--- Records for processing ---

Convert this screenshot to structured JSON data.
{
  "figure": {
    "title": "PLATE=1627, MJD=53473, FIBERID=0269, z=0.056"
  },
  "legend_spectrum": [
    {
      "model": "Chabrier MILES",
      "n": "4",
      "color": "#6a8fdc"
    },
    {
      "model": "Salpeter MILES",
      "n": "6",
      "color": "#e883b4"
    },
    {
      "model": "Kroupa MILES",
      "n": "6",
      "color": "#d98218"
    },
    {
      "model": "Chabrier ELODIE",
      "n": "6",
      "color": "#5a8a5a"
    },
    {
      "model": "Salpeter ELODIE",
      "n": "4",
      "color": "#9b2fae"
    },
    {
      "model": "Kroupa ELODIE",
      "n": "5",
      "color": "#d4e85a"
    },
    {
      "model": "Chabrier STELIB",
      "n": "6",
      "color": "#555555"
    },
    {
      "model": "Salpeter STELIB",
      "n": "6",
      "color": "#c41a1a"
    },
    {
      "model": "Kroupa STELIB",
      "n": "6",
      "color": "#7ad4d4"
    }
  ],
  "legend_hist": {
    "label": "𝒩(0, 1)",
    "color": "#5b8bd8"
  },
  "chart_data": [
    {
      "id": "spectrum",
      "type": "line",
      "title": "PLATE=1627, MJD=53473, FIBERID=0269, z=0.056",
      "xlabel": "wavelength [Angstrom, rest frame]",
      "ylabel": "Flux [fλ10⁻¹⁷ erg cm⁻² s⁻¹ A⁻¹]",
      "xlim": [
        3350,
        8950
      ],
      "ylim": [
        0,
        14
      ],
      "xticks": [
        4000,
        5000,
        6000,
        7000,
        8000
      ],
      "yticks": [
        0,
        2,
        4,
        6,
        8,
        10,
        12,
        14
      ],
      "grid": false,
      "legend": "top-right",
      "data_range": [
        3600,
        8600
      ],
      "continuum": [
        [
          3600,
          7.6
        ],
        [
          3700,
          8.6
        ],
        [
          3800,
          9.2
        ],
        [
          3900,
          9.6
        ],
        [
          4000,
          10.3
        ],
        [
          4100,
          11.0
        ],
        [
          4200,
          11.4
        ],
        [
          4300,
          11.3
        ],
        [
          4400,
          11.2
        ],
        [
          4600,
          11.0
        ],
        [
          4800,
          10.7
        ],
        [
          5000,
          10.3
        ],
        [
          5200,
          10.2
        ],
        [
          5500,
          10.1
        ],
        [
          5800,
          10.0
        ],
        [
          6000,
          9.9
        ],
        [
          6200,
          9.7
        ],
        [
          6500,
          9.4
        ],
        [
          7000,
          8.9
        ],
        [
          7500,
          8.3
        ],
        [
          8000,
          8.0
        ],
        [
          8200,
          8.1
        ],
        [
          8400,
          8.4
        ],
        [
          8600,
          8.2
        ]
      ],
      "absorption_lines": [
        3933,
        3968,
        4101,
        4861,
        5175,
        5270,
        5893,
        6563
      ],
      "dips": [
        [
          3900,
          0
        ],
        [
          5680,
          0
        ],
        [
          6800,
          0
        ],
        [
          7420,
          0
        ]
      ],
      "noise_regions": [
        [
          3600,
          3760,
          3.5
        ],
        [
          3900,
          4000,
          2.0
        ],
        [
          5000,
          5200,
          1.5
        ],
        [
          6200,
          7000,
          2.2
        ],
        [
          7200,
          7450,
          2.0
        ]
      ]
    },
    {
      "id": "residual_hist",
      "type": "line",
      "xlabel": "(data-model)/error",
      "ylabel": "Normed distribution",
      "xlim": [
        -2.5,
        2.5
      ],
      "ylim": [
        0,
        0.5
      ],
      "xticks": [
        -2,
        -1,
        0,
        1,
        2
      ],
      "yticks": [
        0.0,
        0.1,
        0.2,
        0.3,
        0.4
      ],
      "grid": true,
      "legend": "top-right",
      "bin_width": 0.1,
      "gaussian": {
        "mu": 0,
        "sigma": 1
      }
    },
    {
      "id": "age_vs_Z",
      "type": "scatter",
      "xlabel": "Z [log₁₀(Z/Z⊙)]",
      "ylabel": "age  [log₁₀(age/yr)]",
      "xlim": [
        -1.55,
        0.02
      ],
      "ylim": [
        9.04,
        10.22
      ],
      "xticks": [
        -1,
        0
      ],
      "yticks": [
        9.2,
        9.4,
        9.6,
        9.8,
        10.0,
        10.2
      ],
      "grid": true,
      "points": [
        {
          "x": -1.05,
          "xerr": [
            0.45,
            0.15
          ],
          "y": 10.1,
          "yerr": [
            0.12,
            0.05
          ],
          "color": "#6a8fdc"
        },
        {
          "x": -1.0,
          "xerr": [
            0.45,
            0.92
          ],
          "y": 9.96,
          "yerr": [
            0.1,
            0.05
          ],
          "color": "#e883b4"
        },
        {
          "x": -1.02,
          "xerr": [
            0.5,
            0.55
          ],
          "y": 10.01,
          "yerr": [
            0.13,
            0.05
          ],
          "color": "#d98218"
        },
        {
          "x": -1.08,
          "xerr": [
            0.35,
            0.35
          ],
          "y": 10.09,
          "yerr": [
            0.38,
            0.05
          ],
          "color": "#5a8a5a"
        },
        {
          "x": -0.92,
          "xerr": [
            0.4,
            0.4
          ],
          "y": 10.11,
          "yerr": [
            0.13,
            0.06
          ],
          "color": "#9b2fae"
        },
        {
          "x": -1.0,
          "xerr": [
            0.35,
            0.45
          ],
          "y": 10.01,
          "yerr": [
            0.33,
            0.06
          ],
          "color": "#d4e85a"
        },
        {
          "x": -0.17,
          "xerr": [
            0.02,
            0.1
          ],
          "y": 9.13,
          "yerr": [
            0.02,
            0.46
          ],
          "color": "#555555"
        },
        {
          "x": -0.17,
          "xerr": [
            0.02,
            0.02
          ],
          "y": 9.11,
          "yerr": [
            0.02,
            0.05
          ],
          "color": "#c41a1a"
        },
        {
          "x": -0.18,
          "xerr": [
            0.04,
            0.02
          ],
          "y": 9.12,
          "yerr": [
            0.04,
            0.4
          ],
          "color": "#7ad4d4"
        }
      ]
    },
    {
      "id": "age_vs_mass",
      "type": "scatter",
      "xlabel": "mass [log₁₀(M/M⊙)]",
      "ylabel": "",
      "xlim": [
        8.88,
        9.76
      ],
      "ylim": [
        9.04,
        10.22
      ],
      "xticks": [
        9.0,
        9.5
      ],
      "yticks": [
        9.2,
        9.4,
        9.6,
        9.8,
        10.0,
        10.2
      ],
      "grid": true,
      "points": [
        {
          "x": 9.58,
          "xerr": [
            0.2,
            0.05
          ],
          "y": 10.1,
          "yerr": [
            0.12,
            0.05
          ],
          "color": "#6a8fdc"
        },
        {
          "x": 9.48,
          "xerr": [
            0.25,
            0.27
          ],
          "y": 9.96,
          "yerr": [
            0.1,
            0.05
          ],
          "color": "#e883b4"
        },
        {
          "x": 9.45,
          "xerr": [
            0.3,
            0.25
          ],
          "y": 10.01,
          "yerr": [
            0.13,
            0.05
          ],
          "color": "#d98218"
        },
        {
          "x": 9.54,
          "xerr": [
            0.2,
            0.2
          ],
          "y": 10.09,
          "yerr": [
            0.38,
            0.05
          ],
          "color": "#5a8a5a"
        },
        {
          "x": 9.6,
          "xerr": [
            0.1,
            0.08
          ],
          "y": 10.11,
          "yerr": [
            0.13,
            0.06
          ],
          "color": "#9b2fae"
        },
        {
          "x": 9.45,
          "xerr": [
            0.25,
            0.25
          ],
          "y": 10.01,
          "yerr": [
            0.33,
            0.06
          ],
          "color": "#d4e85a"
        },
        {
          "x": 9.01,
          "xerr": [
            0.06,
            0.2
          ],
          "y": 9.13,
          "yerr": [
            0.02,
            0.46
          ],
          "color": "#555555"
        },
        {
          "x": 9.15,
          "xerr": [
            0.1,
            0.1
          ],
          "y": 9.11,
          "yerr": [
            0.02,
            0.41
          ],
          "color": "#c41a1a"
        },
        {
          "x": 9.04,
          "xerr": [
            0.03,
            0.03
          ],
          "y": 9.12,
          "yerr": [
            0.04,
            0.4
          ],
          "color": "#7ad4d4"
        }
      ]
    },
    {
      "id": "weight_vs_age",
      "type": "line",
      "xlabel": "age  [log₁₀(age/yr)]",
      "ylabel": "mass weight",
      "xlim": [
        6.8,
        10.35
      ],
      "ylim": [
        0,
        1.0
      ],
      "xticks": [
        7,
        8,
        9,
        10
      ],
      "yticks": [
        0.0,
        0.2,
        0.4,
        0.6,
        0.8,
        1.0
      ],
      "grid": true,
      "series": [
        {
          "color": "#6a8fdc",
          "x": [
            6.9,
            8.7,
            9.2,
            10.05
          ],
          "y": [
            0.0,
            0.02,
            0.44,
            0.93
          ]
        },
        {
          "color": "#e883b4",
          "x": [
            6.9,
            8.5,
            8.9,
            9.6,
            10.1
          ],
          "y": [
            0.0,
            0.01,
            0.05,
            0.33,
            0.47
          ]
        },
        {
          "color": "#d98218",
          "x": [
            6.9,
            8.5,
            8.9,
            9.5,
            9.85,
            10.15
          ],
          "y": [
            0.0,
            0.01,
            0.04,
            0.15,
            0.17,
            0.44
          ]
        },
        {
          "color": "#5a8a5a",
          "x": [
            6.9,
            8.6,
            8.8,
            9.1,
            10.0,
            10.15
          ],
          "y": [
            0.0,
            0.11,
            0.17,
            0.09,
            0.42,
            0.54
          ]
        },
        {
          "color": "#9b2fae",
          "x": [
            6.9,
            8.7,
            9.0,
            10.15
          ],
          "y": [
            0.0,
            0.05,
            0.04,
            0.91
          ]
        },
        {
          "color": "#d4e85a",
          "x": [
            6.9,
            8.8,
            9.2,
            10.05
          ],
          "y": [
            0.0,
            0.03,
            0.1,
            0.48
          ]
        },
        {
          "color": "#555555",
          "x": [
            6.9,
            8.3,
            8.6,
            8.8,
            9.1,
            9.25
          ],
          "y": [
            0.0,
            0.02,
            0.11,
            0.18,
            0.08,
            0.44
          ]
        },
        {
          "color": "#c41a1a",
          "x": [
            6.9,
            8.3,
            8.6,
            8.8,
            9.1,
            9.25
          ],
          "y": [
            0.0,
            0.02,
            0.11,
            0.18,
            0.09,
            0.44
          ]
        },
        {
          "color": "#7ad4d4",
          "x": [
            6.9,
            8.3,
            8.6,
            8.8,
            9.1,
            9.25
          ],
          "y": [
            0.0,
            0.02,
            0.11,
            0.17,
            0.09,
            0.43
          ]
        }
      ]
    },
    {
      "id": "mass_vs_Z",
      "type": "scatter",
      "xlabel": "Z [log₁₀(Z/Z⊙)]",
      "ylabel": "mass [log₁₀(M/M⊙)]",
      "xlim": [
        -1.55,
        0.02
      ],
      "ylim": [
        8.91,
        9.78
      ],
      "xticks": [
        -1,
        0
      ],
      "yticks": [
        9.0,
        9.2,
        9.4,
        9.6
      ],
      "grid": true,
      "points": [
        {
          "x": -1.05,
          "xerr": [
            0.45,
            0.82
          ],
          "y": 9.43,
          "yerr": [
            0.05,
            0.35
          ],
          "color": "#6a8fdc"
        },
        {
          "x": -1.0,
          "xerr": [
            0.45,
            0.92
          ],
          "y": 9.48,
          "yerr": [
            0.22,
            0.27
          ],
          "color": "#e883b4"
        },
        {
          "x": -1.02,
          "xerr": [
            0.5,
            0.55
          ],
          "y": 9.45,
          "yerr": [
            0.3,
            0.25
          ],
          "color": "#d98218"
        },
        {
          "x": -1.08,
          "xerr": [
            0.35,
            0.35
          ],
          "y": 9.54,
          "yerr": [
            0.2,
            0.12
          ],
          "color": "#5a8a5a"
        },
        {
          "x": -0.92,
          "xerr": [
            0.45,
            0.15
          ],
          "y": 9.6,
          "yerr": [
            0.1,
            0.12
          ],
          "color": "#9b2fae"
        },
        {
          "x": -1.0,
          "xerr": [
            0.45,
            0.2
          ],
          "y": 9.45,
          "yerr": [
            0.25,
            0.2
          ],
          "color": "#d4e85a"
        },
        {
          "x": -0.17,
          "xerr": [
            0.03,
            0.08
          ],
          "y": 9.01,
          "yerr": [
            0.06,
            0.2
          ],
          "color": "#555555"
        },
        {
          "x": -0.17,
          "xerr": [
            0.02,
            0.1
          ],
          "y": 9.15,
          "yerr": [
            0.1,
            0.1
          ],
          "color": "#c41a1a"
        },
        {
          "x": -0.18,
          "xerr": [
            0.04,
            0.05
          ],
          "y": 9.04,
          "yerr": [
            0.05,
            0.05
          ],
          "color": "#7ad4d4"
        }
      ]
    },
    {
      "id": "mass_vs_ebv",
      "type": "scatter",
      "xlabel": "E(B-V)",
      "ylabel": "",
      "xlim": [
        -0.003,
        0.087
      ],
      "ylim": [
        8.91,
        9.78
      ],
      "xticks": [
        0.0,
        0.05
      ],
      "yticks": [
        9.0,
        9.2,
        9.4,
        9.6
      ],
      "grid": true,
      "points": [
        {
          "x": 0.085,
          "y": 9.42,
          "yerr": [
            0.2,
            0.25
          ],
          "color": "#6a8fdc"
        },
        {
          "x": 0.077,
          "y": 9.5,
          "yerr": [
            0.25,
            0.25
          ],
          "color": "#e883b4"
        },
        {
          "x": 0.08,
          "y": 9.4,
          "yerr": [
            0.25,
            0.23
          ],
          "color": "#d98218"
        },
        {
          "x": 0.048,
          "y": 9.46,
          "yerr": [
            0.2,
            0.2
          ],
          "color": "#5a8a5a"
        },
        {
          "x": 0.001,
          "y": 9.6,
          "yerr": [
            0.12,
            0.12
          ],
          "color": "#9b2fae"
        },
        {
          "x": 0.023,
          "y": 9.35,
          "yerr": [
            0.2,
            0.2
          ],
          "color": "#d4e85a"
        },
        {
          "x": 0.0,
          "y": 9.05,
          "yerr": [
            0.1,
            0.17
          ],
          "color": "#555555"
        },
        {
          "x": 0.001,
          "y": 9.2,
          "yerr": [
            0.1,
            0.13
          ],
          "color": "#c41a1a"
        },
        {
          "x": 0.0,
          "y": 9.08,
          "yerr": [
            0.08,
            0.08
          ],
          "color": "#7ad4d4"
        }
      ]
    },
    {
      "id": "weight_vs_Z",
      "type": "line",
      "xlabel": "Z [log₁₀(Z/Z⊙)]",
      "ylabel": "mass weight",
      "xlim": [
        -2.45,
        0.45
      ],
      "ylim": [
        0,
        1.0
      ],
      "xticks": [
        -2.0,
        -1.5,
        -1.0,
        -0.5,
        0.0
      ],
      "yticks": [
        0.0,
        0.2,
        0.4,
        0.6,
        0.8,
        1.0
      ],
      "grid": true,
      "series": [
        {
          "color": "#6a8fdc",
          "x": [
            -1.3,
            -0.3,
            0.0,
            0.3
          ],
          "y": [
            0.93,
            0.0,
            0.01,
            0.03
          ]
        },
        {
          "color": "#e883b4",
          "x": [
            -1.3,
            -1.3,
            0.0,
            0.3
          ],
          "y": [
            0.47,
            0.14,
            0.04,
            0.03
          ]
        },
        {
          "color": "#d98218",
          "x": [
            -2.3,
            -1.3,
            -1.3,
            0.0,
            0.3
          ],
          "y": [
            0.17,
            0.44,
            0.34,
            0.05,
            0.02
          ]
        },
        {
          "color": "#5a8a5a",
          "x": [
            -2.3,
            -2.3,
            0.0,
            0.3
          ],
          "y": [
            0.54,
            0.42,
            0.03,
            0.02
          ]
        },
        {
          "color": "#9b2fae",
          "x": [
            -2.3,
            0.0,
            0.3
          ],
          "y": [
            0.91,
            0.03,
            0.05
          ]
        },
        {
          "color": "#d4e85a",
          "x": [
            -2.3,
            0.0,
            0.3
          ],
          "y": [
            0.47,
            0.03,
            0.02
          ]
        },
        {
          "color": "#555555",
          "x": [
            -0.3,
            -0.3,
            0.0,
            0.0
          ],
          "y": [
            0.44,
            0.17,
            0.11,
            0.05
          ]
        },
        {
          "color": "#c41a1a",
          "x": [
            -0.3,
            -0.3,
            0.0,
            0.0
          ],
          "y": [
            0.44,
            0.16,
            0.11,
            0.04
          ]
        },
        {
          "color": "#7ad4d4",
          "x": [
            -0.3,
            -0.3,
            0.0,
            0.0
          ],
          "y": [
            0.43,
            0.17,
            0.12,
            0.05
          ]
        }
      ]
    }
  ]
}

---

Problem description> From the entries above, select each line containing the string "ylabel".

Complete response>
      "ylabel": "Flux [fλ10⁻¹⁷ erg cm⁻² s⁻¹ A⁻¹]",
      "ylabel": "Normed distribution",
      "ylabel": "age  [log₁₀(age/yr)]",
      "ylabel": "",
      "ylabel": "mass weight",
      "ylabel": "mass [log₁₀(M/M⊙)]",
      "ylabel": "",
      "ylabel": "mass weight",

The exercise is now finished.